_Data for processing_
───

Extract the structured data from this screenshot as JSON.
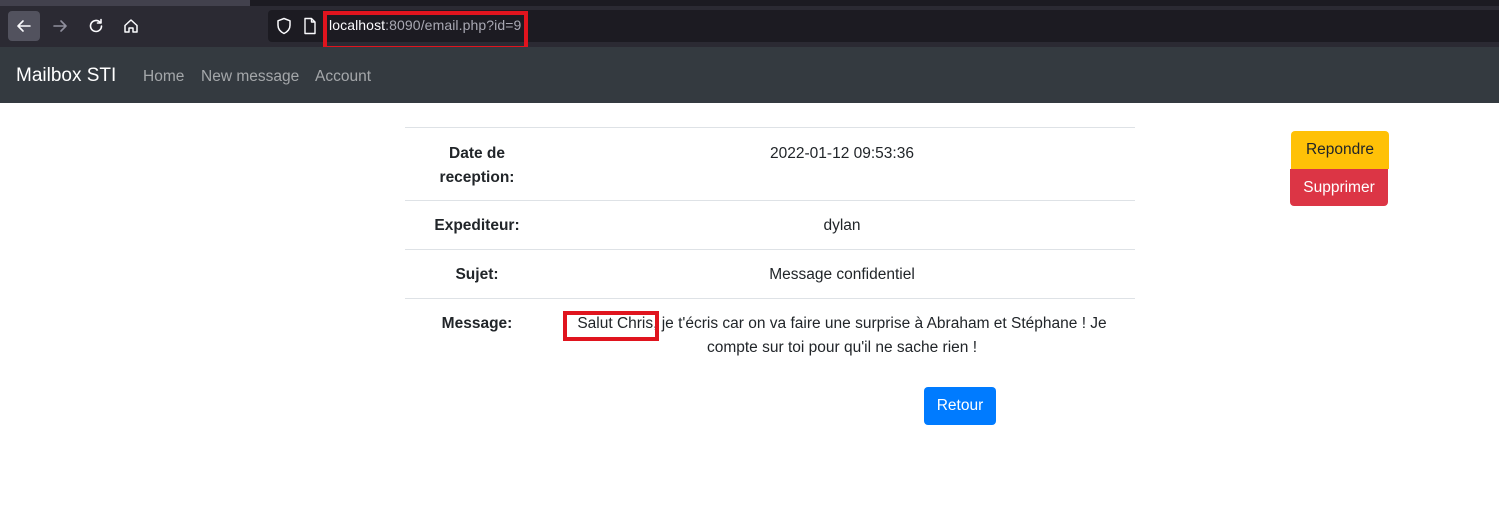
{
  "browser": {
    "url_host": "localhost",
    "url_rest": ":8090/email.php?id=9"
  },
  "navbar": {
    "brand": "Mailbox STI",
    "links": [
      "Home",
      "New message",
      "Account"
    ]
  },
  "email": {
    "rows": [
      {
        "label_line1": "Date de",
        "label_line2": "reception:",
        "value": "2022-01-12 09:53:36"
      },
      {
        "label": "Expediteur:",
        "value": "dylan"
      },
      {
        "label": "Sujet:",
        "value": "Message confidentiel"
      },
      {
        "label": "Message:",
        "value_line1": "Salut Chris, je t'écris car on va faire une surprise à Abraham et Stéphane ! Je",
        "value_line2": "compte sur toi pour qu'il ne sache rien !"
      }
    ],
    "back_button": "Retour"
  },
  "actions": {
    "reply": "Repondre",
    "delete": "Supprimer"
  },
  "colors": {
    "navbar": "#343a40",
    "primary": "#007bff",
    "warning": "#ffc107",
    "danger": "#dc3545",
    "annotation": "#e0141e"
  }
}
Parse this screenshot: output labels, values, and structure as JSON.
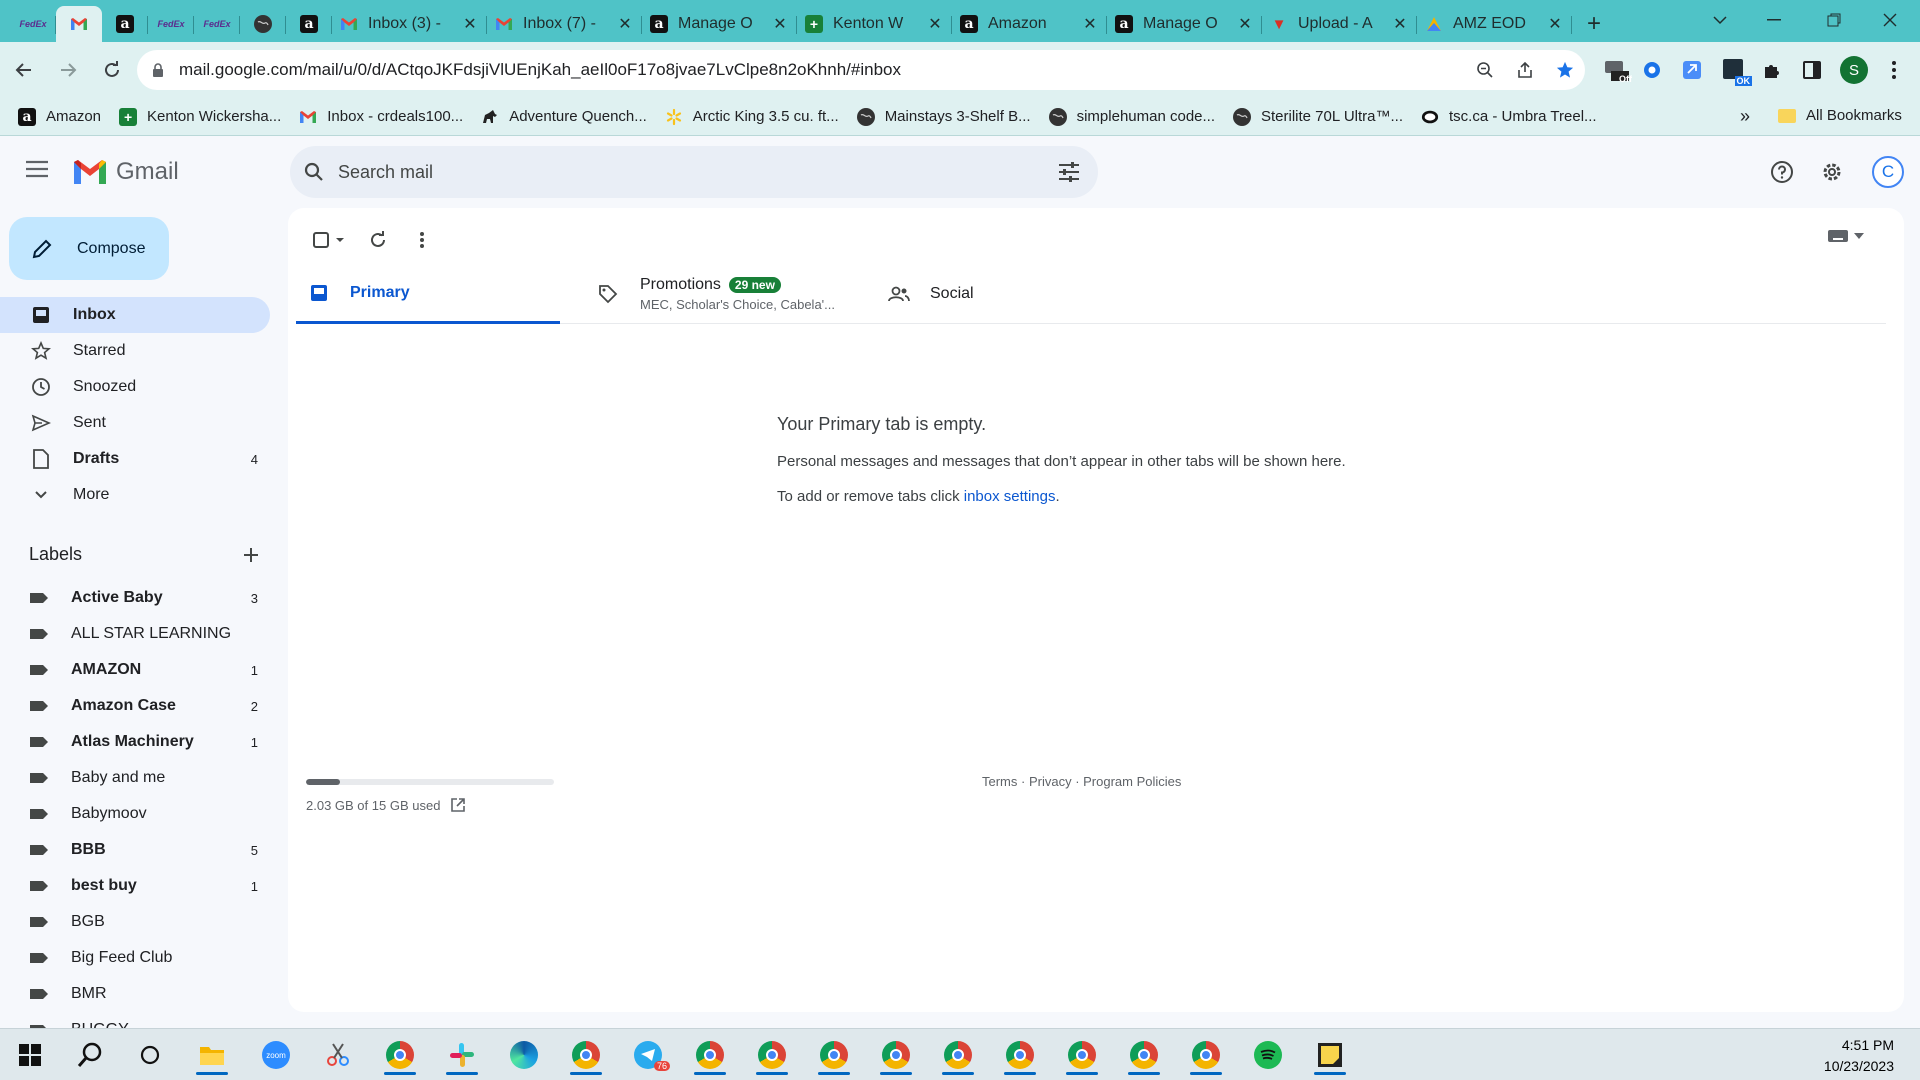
{
  "browser": {
    "tabs": [
      {
        "label": "",
        "favicon": "fedex"
      },
      {
        "label": "",
        "favicon": "gmail",
        "active": true
      },
      {
        "label": "",
        "favicon": "amazon"
      },
      {
        "label": "",
        "favicon": "fedex"
      },
      {
        "label": "",
        "favicon": "fedex"
      },
      {
        "label": "",
        "favicon": "globe"
      },
      {
        "label": "",
        "favicon": "amazon"
      },
      {
        "label": "Inbox (3) -",
        "favicon": "gmail"
      },
      {
        "label": "Inbox (7) -",
        "favicon": "gmail"
      },
      {
        "label": "Manage O",
        "favicon": "amazon"
      },
      {
        "label": "Kenton W",
        "favicon": "sheets"
      },
      {
        "label": "Amazon",
        "favicon": "amazon"
      },
      {
        "label": "Manage O",
        "favicon": "amazon"
      },
      {
        "label": "Upload - A",
        "favicon": "vee"
      },
      {
        "label": "AMZ EOD",
        "favicon": "amz-color"
      }
    ],
    "close_glyph": "✕",
    "new_tab_glyph": "+",
    "url": "mail.google.com/mail/u/0/d/ACtqoJKFdsjiVlUEnjKah_aeIl0oF17o8jvae7LvClpe8n2oKhnh/#inbox",
    "profile_initial": "S",
    "ext_badge_off": "Off",
    "ext_badge_ok": "OK"
  },
  "bookmarks": {
    "items": [
      {
        "label": "Amazon",
        "favicon": "amazon"
      },
      {
        "label": "Kenton Wickersha...",
        "favicon": "sheets"
      },
      {
        "label": "Inbox - crdeals100...",
        "favicon": "gmail"
      },
      {
        "label": "Adventure Quench...",
        "favicon": "horse"
      },
      {
        "label": "Arctic King 3.5 cu. ft...",
        "favicon": "walmart"
      },
      {
        "label": "Mainstays 3-Shelf B...",
        "favicon": "globe"
      },
      {
        "label": "simplehuman code...",
        "favicon": "globe"
      },
      {
        "label": "Sterilite 70L Ultra™...",
        "favicon": "globe"
      },
      {
        "label": "tsc.ca - Umbra Treel...",
        "favicon": "tsc"
      }
    ],
    "more_glyph": "»",
    "all_label": "All Bookmarks"
  },
  "gmail": {
    "logo_text": "Gmail",
    "search_placeholder": "Search mail",
    "account_initial": "C",
    "compose_label": "Compose",
    "nav": [
      {
        "label": "Inbox",
        "icon": "inbox-icon",
        "count": "",
        "active": true
      },
      {
        "label": "Starred",
        "icon": "star-icon",
        "count": ""
      },
      {
        "label": "Snoozed",
        "icon": "clock-icon",
        "count": ""
      },
      {
        "label": "Sent",
        "icon": "send-icon",
        "count": ""
      },
      {
        "label": "Drafts",
        "icon": "draft-icon",
        "count": "4",
        "bold": true
      },
      {
        "label": "More",
        "icon": "chevron-down-icon",
        "count": ""
      }
    ],
    "labels_title": "Labels",
    "labels": [
      {
        "label": "Active Baby",
        "count": "3",
        "bold": true
      },
      {
        "label": "ALL STAR LEARNING",
        "count": ""
      },
      {
        "label": "AMAZON",
        "count": "1",
        "bold": true
      },
      {
        "label": "Amazon Case",
        "count": "2",
        "bold": true
      },
      {
        "label": "Atlas Machinery",
        "count": "1",
        "bold": true
      },
      {
        "label": "Baby and me",
        "count": ""
      },
      {
        "label": "Babymoov",
        "count": ""
      },
      {
        "label": "BBB",
        "count": "5",
        "bold": true
      },
      {
        "label": "best buy",
        "count": "1",
        "bold": true
      },
      {
        "label": "BGB",
        "count": ""
      },
      {
        "label": "Big Feed Club",
        "count": ""
      },
      {
        "label": "BMR",
        "count": ""
      },
      {
        "label": "BUGGY",
        "count": ""
      }
    ],
    "tabs": {
      "primary": "Primary",
      "promotions": "Promotions",
      "promotions_badge": "29 new",
      "promotions_sub": "MEC, Scholar's Choice, Cabela'...",
      "social": "Social"
    },
    "empty": {
      "title": "Your Primary tab is empty.",
      "line1": "Personal messages and messages that don’t appear in other tabs will be shown here.",
      "line2_prefix": "To add or remove tabs click ",
      "line2_link": "inbox settings",
      "line2_suffix": "."
    },
    "storage": {
      "text": "2.03 GB of 15 GB used",
      "used_gb": 2.03,
      "total_gb": 15
    },
    "footer": {
      "terms": "Terms",
      "privacy": "Privacy",
      "policies": "Program Policies",
      "sep": " · "
    }
  },
  "taskbar": {
    "time": "4:51 PM",
    "date": "10/23/2023",
    "telegram_badge": "76",
    "zoom_label": "zoom"
  },
  "colors": {
    "tabstrip": "#4fc3c7",
    "toolbar": "#dff1f1",
    "gmail_bg": "#f6f8fc",
    "compose": "#c2e7ff",
    "active_nav": "#d3e3fd",
    "accent_blue": "#0b57d0",
    "badge_green": "#188038"
  }
}
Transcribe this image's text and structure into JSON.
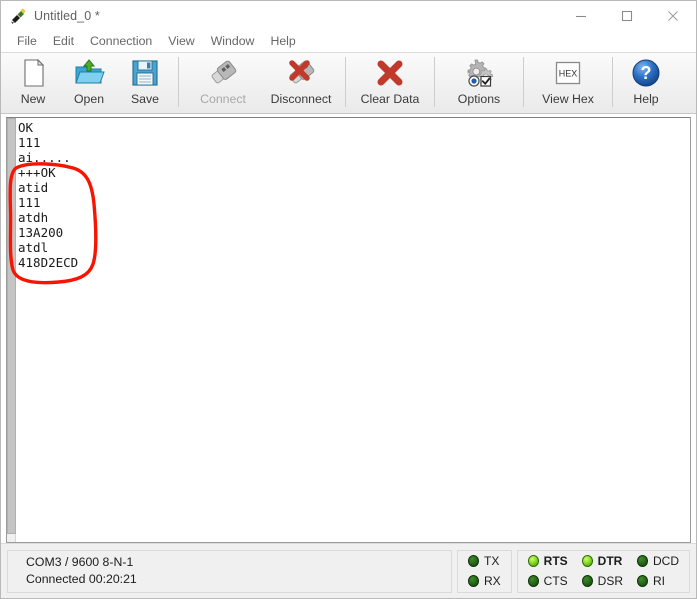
{
  "window": {
    "title": "Untitled_0 *",
    "icon": "serial-terminal-icon",
    "controls": {
      "minimize": "minimize-icon",
      "maximize": "maximize-icon",
      "close": "close-icon"
    }
  },
  "menubar": {
    "items": [
      {
        "label": "File"
      },
      {
        "label": "Edit"
      },
      {
        "label": "Connection"
      },
      {
        "label": "View"
      },
      {
        "label": "Window"
      },
      {
        "label": "Help"
      }
    ]
  },
  "toolbar": {
    "buttons": [
      {
        "label": "New",
        "icon": "new-document-icon",
        "enabled": true
      },
      {
        "label": "Open",
        "icon": "open-folder-icon",
        "enabled": true
      },
      {
        "label": "Save",
        "icon": "floppy-disk-icon",
        "enabled": true
      },
      {
        "label": "Connect",
        "icon": "usb-dongle-icon",
        "enabled": false
      },
      {
        "label": "Disconnect",
        "icon": "usb-dongle-red-x-icon",
        "enabled": true
      },
      {
        "label": "Clear Data",
        "icon": "red-x-icon",
        "enabled": true
      },
      {
        "label": "Options",
        "icon": "gears-options-icon",
        "enabled": true
      },
      {
        "label": "View Hex",
        "icon": "hex-box-icon",
        "enabled": true
      },
      {
        "label": "Help",
        "icon": "blue-question-help-icon",
        "enabled": true
      }
    ]
  },
  "terminal": {
    "lines": [
      "OK",
      "111",
      "ai.....",
      "+++OK",
      "atid",
      "111",
      "atdh",
      "13A200",
      "atdl",
      "418D2ECD"
    ],
    "text": "OK\n111\nai.....\n+++OK\natid\n111\natdh\n13A200\natdl\n418D2ECD",
    "annotation": {
      "type": "hand-drawn-red-circle",
      "color": "#f81400",
      "encloses": [
        "+++OK",
        "atid",
        "111",
        "atdh",
        "13A200",
        "atdl",
        "418D2ECD"
      ]
    }
  },
  "statusbar": {
    "port_info": "COM3 / 9600 8-N-1",
    "connection_status": "Connected 00:20:21",
    "txrx": [
      {
        "label": "TX",
        "on": false
      },
      {
        "label": "RX",
        "on": false
      }
    ],
    "signals": [
      {
        "label": "RTS",
        "on": true
      },
      {
        "label": "CTS",
        "on": false
      },
      {
        "label": "DTR",
        "on": true
      },
      {
        "label": "DSR",
        "on": false
      },
      {
        "label": "DCD",
        "on": false
      },
      {
        "label": "RI",
        "on": false
      }
    ]
  },
  "colors": {
    "led_on": "#8fe02c",
    "led_off": "#2a6b1c",
    "annotation_red": "#f81400",
    "toolbar_bg": "#f2f2f2",
    "statusbar_bg": "#f0f0f0"
  }
}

───

Scan the material and collect every line that contains "Kenton".

        "label": "Kenton W",
        "label": "Kenton Wickersha...",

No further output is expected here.